### [Task requirements]
Report how many lines hold the word "случае"; answer with the number alone.

### [Working data]

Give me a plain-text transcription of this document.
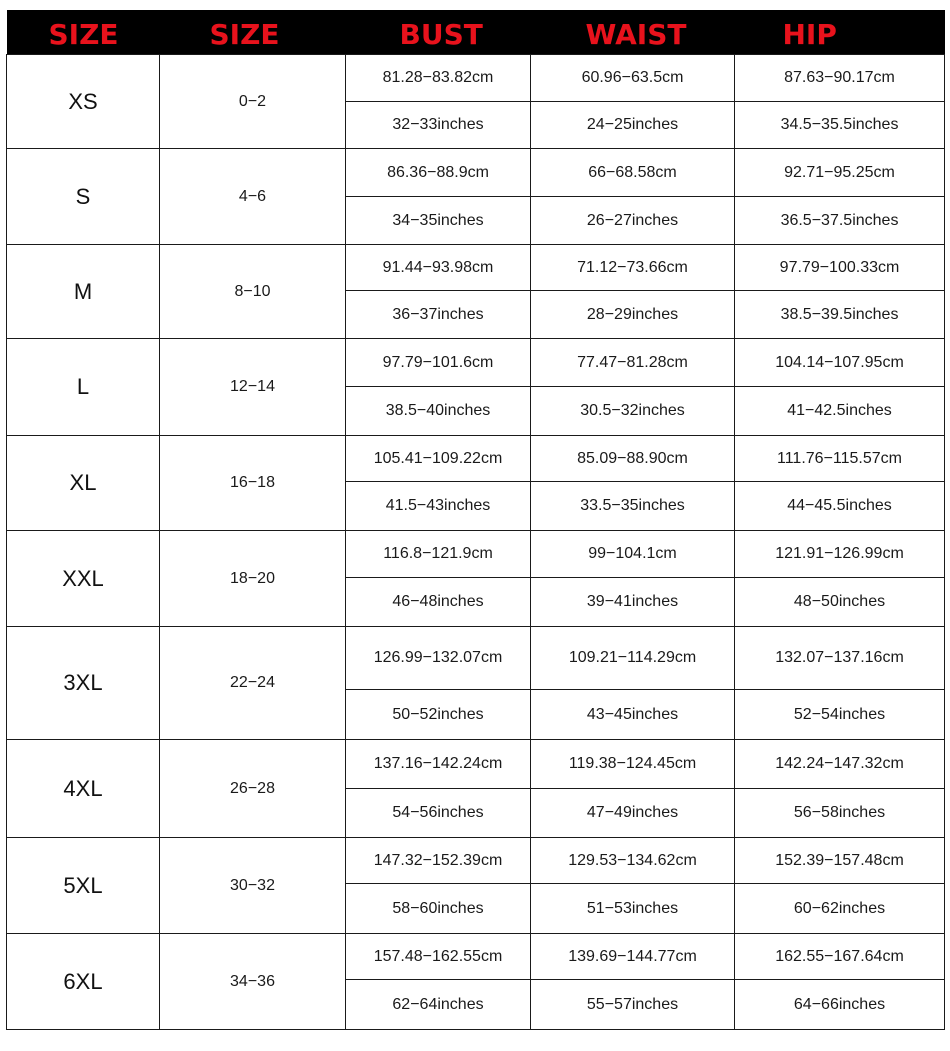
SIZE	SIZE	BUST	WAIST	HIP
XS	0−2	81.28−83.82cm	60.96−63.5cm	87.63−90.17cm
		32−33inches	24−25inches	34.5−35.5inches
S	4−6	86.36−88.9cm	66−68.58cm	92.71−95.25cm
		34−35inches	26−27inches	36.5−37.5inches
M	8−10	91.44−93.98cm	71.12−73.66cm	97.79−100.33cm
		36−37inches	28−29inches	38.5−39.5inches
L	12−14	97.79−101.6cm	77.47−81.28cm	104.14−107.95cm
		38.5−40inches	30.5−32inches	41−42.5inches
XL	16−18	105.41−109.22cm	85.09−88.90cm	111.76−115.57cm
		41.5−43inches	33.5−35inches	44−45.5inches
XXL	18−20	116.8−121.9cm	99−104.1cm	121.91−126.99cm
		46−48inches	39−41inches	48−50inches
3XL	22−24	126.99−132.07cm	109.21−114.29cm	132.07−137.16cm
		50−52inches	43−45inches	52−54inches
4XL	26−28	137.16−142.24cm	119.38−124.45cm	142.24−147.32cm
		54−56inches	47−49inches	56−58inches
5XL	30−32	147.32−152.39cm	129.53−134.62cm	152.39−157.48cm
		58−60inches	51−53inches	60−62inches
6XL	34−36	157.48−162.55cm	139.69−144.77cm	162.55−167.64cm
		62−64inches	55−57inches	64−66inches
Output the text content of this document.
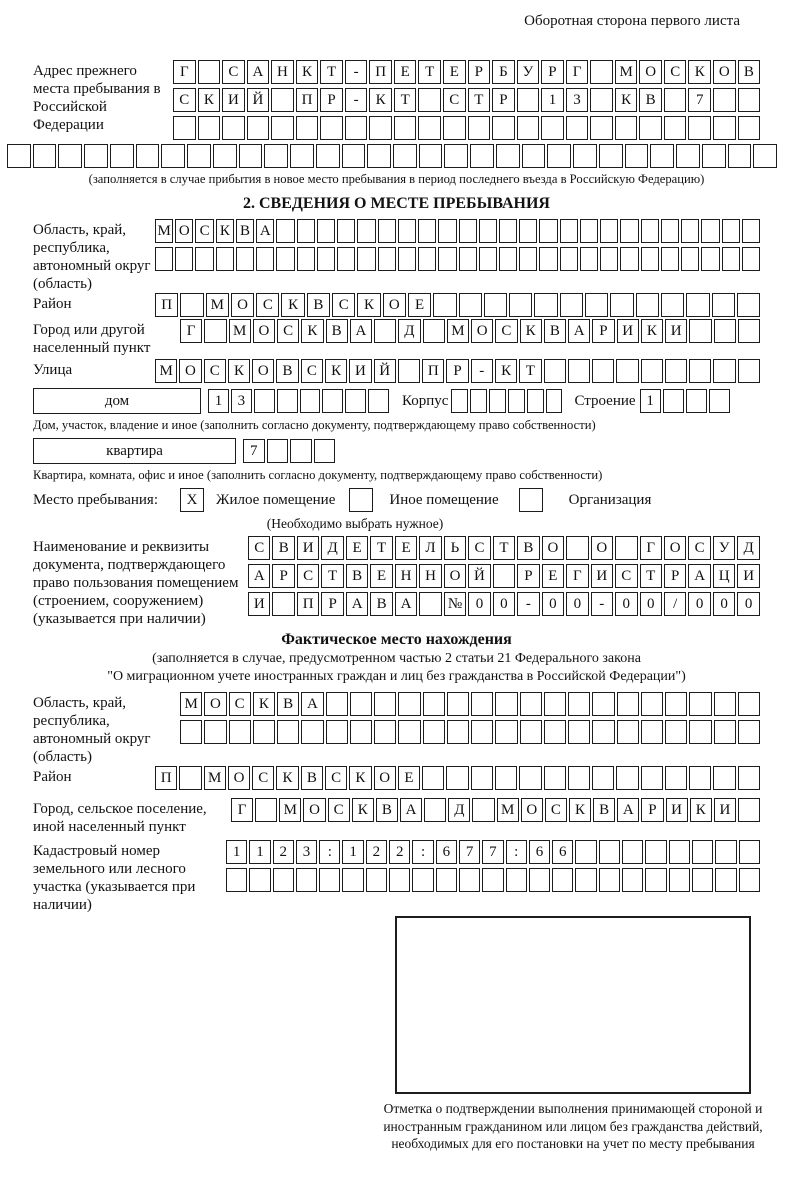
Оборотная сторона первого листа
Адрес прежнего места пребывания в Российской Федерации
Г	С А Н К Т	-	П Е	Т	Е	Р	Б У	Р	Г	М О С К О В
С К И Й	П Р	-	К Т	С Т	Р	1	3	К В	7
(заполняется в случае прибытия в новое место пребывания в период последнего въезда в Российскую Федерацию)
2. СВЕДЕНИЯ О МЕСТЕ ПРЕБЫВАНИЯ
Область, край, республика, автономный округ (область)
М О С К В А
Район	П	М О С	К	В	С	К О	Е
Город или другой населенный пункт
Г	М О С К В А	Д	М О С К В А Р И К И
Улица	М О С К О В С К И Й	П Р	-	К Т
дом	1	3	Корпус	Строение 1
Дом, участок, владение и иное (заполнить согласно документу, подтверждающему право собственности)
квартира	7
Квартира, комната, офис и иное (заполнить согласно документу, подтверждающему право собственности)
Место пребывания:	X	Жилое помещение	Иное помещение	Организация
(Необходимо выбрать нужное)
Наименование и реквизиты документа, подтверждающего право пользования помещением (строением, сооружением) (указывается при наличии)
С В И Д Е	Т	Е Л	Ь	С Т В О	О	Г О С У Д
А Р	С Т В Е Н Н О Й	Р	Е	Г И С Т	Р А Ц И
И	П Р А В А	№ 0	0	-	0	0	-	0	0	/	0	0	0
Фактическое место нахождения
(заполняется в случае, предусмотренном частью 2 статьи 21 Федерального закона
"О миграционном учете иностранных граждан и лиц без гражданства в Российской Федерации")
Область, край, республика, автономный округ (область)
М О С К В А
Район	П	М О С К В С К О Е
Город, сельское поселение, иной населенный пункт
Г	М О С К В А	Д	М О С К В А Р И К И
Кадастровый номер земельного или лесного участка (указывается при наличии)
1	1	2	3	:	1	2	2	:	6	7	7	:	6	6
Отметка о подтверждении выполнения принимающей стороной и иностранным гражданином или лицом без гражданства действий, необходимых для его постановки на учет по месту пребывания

--

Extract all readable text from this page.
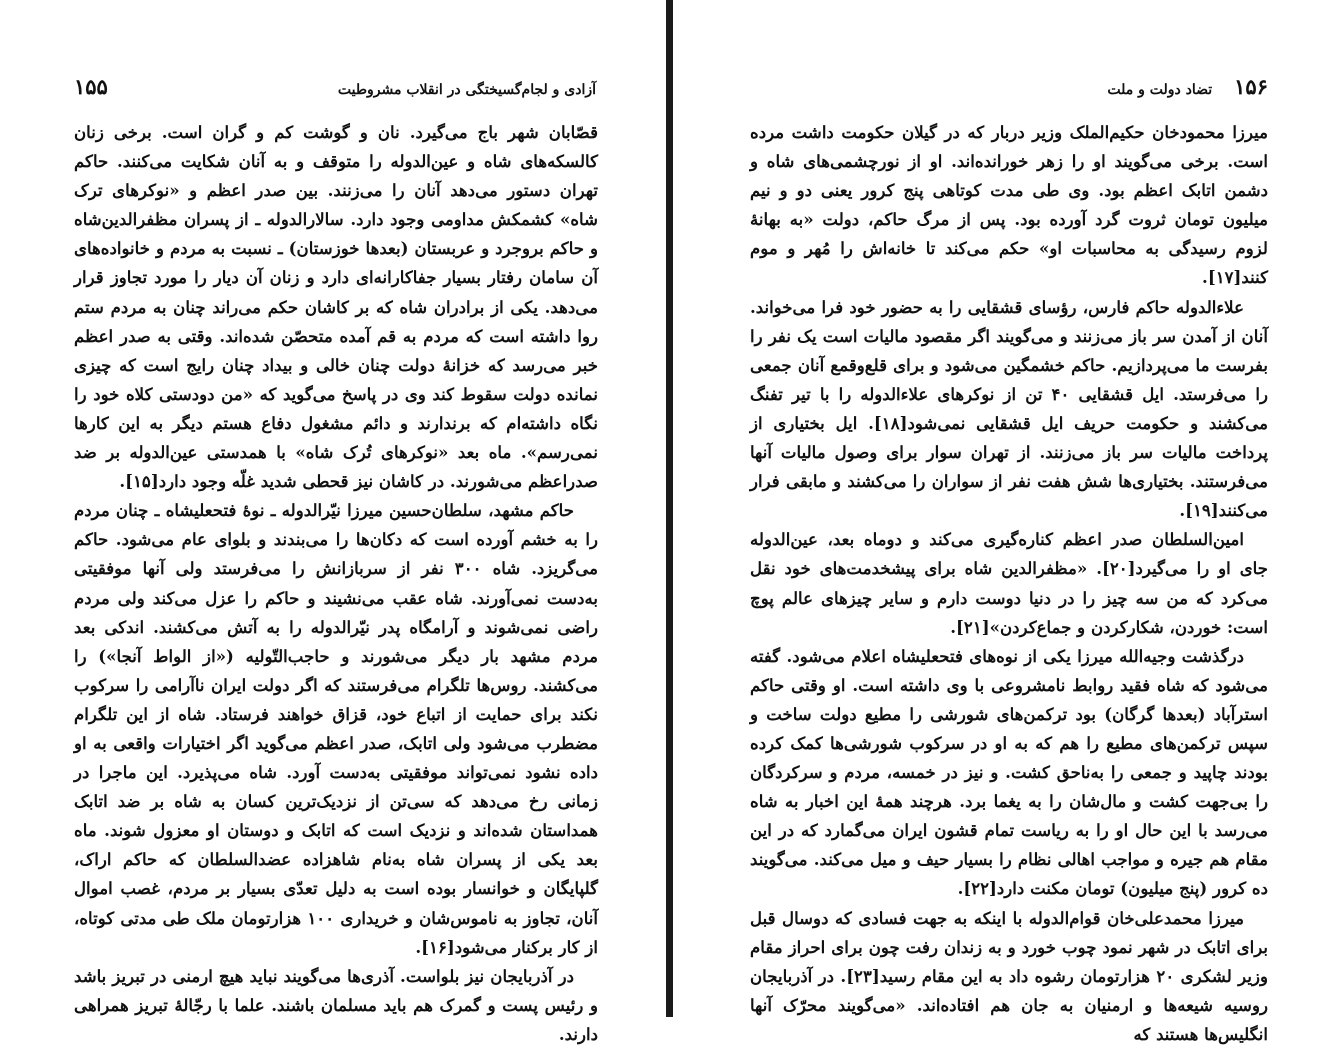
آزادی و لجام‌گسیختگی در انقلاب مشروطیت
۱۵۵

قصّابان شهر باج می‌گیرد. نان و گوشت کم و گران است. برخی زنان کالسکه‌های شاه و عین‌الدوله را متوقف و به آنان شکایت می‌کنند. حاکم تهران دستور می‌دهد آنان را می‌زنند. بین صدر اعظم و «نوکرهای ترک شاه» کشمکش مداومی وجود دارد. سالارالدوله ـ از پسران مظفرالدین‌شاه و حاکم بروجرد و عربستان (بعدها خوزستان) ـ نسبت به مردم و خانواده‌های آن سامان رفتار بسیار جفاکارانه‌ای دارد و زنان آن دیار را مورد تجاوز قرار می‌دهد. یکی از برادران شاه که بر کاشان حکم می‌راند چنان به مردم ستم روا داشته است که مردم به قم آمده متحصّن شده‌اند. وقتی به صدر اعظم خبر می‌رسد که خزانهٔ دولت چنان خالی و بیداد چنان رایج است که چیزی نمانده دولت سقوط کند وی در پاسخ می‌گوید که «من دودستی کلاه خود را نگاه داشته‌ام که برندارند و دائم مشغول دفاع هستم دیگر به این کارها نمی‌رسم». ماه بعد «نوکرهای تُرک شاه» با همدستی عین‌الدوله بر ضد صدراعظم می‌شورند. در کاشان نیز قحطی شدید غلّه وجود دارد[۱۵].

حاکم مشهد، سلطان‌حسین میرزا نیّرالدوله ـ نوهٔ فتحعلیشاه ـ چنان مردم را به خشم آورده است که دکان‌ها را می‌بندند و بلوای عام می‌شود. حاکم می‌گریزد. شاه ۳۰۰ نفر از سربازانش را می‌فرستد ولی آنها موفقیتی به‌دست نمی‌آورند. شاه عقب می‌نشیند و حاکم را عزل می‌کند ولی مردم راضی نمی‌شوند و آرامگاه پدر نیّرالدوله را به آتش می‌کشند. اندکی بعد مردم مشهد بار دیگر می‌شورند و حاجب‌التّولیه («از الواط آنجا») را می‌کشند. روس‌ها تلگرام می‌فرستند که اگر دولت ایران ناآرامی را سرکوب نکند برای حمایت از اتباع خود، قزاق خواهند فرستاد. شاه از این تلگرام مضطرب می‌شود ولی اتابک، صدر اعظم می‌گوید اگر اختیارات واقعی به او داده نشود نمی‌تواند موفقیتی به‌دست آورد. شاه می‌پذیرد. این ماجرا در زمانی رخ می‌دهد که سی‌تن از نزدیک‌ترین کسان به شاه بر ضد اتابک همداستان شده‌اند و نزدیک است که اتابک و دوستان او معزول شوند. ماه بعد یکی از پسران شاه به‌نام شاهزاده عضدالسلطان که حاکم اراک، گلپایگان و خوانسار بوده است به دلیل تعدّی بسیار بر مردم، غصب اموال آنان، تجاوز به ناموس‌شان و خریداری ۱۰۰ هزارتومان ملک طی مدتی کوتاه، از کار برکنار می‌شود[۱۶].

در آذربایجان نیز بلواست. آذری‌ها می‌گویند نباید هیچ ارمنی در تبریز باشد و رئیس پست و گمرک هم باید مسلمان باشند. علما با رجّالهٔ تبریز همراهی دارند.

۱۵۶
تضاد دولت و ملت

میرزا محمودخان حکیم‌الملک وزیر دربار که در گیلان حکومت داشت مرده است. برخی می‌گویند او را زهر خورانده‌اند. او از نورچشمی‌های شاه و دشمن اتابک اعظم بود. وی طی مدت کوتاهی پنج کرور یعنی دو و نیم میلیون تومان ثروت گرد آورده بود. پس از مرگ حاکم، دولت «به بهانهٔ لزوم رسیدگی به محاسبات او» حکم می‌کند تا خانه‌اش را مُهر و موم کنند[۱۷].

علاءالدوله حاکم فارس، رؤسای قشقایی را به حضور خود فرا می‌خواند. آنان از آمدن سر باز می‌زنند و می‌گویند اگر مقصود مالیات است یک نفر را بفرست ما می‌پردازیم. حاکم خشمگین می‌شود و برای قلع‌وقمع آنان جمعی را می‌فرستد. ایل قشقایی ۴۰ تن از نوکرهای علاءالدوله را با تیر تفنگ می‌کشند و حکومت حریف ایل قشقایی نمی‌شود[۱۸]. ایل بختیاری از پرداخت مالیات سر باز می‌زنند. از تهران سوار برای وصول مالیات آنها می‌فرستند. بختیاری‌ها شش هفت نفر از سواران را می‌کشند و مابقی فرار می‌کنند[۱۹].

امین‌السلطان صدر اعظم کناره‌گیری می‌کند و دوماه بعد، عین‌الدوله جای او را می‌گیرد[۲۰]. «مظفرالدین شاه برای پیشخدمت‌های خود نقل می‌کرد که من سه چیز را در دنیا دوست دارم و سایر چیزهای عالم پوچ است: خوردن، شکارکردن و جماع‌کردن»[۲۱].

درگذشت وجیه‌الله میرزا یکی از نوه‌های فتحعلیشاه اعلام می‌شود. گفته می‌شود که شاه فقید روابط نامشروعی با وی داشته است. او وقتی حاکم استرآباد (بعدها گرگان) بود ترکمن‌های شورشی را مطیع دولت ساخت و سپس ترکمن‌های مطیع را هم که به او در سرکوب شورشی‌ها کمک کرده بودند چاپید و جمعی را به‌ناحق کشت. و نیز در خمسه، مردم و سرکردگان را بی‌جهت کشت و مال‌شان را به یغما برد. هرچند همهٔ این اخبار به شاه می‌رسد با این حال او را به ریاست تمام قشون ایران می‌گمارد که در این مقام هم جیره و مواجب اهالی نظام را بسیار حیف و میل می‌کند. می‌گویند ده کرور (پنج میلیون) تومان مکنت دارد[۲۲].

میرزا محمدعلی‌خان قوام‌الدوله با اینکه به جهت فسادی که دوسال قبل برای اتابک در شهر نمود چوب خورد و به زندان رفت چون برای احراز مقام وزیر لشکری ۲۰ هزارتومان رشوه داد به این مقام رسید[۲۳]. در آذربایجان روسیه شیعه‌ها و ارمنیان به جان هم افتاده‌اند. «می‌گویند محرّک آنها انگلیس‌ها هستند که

### [Exercise response]
2